Output every line of the data exactly as it appears.

········

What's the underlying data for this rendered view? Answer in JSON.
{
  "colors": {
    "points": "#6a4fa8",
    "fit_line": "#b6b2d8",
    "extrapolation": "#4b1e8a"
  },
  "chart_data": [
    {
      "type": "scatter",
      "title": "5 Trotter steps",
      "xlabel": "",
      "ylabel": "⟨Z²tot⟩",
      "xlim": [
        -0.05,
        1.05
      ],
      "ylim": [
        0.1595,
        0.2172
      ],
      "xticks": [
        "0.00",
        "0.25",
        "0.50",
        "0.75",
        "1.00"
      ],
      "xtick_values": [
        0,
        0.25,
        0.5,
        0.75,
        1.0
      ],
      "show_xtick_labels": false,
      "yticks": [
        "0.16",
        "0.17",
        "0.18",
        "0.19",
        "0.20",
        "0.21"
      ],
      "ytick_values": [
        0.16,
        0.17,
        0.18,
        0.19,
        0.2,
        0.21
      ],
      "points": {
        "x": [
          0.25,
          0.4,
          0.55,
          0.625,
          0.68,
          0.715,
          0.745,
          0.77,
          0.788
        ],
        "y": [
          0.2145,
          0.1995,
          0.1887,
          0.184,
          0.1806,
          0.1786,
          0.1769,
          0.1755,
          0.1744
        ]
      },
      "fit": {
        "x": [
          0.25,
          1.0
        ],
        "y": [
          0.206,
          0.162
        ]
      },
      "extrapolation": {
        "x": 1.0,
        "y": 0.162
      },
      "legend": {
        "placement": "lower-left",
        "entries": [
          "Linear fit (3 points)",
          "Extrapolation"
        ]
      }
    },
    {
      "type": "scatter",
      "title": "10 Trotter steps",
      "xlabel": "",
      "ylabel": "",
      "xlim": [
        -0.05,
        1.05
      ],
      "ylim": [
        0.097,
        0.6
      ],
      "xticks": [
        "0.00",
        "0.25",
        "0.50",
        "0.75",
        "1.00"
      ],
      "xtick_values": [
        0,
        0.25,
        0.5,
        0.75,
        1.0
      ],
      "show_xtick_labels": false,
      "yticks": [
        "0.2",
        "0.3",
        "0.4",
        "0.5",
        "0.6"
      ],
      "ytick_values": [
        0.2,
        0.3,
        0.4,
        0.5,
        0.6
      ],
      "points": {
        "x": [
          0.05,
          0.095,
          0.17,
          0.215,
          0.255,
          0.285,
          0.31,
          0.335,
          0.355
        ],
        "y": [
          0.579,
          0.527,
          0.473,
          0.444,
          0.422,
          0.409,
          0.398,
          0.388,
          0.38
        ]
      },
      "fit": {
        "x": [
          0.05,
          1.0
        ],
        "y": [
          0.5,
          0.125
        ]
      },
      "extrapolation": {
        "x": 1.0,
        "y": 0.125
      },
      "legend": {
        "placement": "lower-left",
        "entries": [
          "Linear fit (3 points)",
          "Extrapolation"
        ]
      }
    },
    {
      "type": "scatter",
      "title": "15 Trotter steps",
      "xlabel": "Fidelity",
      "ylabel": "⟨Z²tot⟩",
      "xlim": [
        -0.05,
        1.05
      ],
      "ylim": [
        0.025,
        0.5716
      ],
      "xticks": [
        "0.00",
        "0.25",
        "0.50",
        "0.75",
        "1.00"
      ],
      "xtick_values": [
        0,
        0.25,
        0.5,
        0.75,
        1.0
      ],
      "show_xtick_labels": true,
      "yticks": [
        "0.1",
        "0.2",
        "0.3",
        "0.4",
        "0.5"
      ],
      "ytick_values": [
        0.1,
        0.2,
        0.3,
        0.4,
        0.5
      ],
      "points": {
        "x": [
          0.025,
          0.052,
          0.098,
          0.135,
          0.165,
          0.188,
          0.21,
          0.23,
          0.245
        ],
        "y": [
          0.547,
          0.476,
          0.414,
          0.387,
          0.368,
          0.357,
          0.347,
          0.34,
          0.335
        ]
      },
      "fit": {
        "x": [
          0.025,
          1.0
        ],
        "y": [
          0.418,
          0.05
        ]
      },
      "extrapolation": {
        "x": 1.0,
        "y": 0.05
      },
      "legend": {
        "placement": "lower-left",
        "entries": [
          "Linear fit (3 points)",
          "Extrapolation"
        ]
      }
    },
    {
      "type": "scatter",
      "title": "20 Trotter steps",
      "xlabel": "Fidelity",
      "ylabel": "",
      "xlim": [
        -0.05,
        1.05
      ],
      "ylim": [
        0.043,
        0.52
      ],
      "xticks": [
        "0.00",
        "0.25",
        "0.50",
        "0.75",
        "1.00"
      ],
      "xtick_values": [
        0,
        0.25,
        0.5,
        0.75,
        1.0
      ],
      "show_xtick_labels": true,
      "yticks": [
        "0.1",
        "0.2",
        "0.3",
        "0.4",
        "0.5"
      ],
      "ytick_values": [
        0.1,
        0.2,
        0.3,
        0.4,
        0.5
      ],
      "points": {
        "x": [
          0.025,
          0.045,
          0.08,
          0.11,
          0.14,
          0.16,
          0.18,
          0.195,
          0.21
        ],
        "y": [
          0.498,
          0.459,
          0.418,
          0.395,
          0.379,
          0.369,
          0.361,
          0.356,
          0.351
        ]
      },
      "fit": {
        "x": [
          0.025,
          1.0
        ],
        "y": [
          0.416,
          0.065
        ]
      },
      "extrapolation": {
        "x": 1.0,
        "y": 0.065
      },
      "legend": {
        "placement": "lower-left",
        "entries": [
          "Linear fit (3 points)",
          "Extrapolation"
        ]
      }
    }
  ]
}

········

### COMPLETE ANSWER
What's the underlying data for this rendered view? Answer in JSON.
{
  "colors": {
    "points": "#6a4fa8",
    "fit_line": "#b6b2d8",
    "extrapolation": "#4b1e8a"
  },
  "chart_data": [
    {
      "type": "scatter",
      "title": "5 Trotter steps",
      "xlabel": "",
      "ylabel": "⟨Z²tot⟩",
      "xlim": [
        -0.05,
        1.05
      ],
      "ylim": [
        0.1595,
        0.2172
      ],
      "xticks": [
        "0.00",
        "0.25",
        "0.50",
        "0.75",
        "1.00"
      ],
      "xtick_values": [
        0,
        0.25,
        0.5,
        0.75,
        1.0
      ],
      "show_xtick_labels": false,
      "yticks": [
        "0.16",
        "0.17",
        "0.18",
        "0.19",
        "0.20",
        "0.21"
      ],
      "ytick_values": [
        0.16,
        0.17,
        0.18,
        0.19,
        0.2,
        0.21
      ],
      "points": {
        "x": [
          0.25,
          0.4,
          0.55,
          0.625,
          0.68,
          0.715,
          0.745,
          0.77,
          0.788
        ],
        "y": [
          0.2145,
          0.1995,
          0.1887,
          0.184,
          0.1806,
          0.1786,
          0.1769,
          0.1755,
          0.1744
        ]
      },
      "fit": {
        "x": [
          0.25,
          1.0
        ],
        "y": [
          0.206,
          0.162
        ]
      },
      "extrapolation": {
        "x": 1.0,
        "y": 0.162
      },
      "legend": {
        "placement": "lower-left",
        "entries": [
          "Linear fit (3 points)",
          "Extrapolation"
        ]
      }
    },
    {
      "type": "scatter",
      "title": "10 Trotter steps",
      "xlabel": "",
      "ylabel": "",
      "xlim": [
        -0.05,
        1.05
      ],
      "ylim": [
        0.097,
        0.6
      ],
      "xticks": [
        "0.00",
        "0.25",
        "0.50",
        "0.75",
        "1.00"
      ],
      "xtick_values": [
        0,
        0.25,
        0.5,
        0.75,
        1.0
      ],
      "show_xtick_labels": false,
      "yticks": [
        "0.2",
        "0.3",
        "0.4",
        "0.5",
        "0.6"
      ],
      "ytick_values": [
        0.2,
        0.3,
        0.4,
        0.5,
        0.6
      ],
      "points": {
        "x": [
          0.05,
          0.095,
          0.17,
          0.215,
          0.255,
          0.285,
          0.31,
          0.335,
          0.355
        ],
        "y": [
          0.579,
          0.527,
          0.473,
          0.444,
          0.422,
          0.409,
          0.398,
          0.388,
          0.38
        ]
      },
      "fit": {
        "x": [
          0.05,
          1.0
        ],
        "y": [
          0.5,
          0.125
        ]
      },
      "extrapolation": {
        "x": 1.0,
        "y": 0.125
      },
      "legend": {
        "placement": "lower-left",
        "entries": [
          "Linear fit (3 points)",
          "Extrapolation"
        ]
      }
    },
    {
      "type": "scatter",
      "title": "15 Trotter steps",
      "xlabel": "Fidelity",
      "ylabel": "⟨Z²tot⟩",
      "xlim": [
        -0.05,
        1.05
      ],
      "ylim": [
        0.025,
        0.5716
      ],
      "xticks": [
        "0.00",
        "0.25",
        "0.50",
        "0.75",
        "1.00"
      ],
      "xtick_values": [
        0,
        0.25,
        0.5,
        0.75,
        1.0
      ],
      "show_xtick_labels": true,
      "yticks": [
        "0.1",
        "0.2",
        "0.3",
        "0.4",
        "0.5"
      ],
      "ytick_values": [
        0.1,
        0.2,
        0.3,
        0.4,
        0.5
      ],
      "points": {
        "x": [
          0.025,
          0.052,
          0.098,
          0.135,
          0.165,
          0.188,
          0.21,
          0.23,
          0.245
        ],
        "y": [
          0.547,
          0.476,
          0.414,
          0.387,
          0.368,
          0.357,
          0.347,
          0.34,
          0.335
        ]
      },
      "fit": {
        "x": [
          0.025,
          1.0
        ],
        "y": [
          0.418,
          0.05
        ]
      },
      "extrapolation": {
        "x": 1.0,
        "y": 0.05
      },
      "legend": {
        "placement": "lower-left",
        "entries": [
          "Linear fit (3 points)",
          "Extrapolation"
        ]
      }
    },
    {
      "type": "scatter",
      "title": "20 Trotter steps",
      "xlabel": "Fidelity",
      "ylabel": "",
      "xlim": [
        -0.05,
        1.05
      ],
      "ylim": [
        0.043,
        0.52
      ],
      "xticks": [
        "0.00",
        "0.25",
        "0.50",
        "0.75",
        "1.00"
      ],
      "xtick_values": [
        0,
        0.25,
        0.5,
        0.75,
        1.0
      ],
      "show_xtick_labels": true,
      "yticks": [
        "0.1",
        "0.2",
        "0.3",
        "0.4",
        "0.5"
      ],
      "ytick_values": [
        0.1,
        0.2,
        0.3,
        0.4,
        0.5
      ],
      "points": {
        "x": [
          0.025,
          0.045,
          0.08,
          0.11,
          0.14,
          0.16,
          0.18,
          0.195,
          0.21
        ],
        "y": [
          0.498,
          0.459,
          0.418,
          0.395,
          0.379,
          0.369,
          0.361,
          0.356,
          0.351
        ]
      },
      "fit": {
        "x": [
          0.025,
          1.0
        ],
        "y": [
          0.416,
          0.065
        ]
      },
      "extrapolation": {
        "x": 1.0,
        "y": 0.065
      },
      "legend": {
        "placement": "lower-left",
        "entries": [
          "Linear fit (3 points)",
          "Extrapolation"
        ]
      }
    }
  ]
}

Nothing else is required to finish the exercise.